What the exercise asks: Find the line containing "Decode this image". Return it and every line after it, unchanged, up to and including the last line.
........
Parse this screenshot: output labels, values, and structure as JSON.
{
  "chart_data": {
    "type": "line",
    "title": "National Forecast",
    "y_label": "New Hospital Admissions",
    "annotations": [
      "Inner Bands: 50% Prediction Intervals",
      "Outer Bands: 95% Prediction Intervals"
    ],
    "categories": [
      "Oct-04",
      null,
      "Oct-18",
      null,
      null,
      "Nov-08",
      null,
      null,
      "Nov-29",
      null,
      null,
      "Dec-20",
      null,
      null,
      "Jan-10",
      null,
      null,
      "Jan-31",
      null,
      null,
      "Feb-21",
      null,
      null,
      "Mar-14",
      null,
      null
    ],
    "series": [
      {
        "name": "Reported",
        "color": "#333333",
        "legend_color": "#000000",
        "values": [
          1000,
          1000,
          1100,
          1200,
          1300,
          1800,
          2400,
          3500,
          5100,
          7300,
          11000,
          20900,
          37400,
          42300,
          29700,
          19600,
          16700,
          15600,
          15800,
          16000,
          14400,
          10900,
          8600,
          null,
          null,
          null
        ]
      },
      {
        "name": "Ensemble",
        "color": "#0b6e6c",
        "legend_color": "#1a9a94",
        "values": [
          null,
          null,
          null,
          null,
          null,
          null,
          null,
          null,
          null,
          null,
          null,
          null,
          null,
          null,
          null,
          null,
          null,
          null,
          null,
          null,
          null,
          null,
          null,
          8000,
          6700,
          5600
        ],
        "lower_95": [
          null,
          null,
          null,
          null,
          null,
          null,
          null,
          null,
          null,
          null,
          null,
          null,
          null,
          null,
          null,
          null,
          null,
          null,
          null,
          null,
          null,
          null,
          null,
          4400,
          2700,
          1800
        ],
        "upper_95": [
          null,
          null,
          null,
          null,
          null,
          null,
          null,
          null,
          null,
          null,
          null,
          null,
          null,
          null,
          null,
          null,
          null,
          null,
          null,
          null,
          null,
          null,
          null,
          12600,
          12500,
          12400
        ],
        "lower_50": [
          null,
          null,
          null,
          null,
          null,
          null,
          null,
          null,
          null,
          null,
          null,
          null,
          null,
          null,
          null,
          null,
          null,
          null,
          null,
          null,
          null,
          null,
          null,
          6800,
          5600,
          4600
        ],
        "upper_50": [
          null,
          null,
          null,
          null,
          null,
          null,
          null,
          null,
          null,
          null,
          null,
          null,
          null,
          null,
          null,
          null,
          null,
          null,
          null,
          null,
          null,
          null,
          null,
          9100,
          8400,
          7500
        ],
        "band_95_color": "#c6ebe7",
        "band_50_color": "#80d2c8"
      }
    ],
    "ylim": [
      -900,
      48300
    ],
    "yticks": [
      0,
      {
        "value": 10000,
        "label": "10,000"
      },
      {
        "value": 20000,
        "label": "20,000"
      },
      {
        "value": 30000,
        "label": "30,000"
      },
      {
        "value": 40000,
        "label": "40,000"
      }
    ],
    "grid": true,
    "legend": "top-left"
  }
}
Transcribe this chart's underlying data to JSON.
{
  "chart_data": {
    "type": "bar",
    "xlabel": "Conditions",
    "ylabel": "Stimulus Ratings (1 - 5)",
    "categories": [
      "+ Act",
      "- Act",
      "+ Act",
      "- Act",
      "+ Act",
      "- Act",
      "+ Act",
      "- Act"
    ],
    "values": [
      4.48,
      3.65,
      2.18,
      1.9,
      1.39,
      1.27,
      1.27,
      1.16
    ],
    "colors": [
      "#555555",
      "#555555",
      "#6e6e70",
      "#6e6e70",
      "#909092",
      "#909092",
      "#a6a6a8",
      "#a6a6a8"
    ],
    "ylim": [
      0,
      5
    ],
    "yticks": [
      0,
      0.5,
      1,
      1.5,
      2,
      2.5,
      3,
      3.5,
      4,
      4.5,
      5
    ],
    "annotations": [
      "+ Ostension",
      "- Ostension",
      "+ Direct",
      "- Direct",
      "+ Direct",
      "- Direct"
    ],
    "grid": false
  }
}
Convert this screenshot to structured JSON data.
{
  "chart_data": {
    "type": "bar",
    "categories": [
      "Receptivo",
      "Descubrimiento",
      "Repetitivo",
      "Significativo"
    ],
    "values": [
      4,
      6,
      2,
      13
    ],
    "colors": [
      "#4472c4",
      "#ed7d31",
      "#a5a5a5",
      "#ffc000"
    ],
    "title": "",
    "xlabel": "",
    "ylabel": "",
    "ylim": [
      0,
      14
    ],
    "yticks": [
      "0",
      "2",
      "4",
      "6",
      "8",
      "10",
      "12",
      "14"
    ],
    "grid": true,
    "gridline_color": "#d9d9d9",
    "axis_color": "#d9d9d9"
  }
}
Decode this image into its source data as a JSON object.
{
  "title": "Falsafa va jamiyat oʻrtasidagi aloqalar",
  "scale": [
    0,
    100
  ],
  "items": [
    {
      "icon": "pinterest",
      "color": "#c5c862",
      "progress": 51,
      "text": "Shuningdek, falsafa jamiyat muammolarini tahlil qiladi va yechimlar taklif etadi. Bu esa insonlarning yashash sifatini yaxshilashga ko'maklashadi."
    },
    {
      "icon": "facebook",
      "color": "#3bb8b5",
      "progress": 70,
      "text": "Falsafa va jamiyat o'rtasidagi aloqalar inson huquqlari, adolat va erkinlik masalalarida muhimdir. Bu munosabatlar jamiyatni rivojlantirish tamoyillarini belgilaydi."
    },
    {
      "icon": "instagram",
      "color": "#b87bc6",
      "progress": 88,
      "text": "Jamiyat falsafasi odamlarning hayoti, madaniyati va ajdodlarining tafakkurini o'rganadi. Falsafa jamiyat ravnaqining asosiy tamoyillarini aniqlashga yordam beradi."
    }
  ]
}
........
Complete output:
Decode this image into its source data as a JSON object.
{
  "title": "Falsafa va jamiyat oʻrtasidagi aloqalar",
  "scale": [
    0,
    100
  ],
  "items": [
    {
      "icon": "pinterest",
      "color": "#c5c862",
      "progress": 51,
      "text": "Shuningdek, falsafa jamiyat muammolarini tahlil qiladi va yechimlar taklif etadi. Bu esa insonlarning yashash sifatini yaxshilashga ko'maklashadi."
    },
    {
      "icon": "facebook",
      "color": "#3bb8b5",
      "progress": 70,
      "text": "Falsafa va jamiyat o'rtasidagi aloqalar inson huquqlari, adolat va erkinlik masalalarida muhimdir. Bu munosabatlar jamiyatni rivojlantirish tamoyillarini belgilaydi."
    },
    {
      "icon": "instagram",
      "color": "#b87bc6",
      "progress": 88,
      "text": "Jamiyat falsafasi odamlarning hayoti, madaniyati va ajdodlarining tafakkurini o'rganadi. Falsafa jamiyat ravnaqining asosiy tamoyillarini aniqlashga yordam beradi."
    }
  ]
}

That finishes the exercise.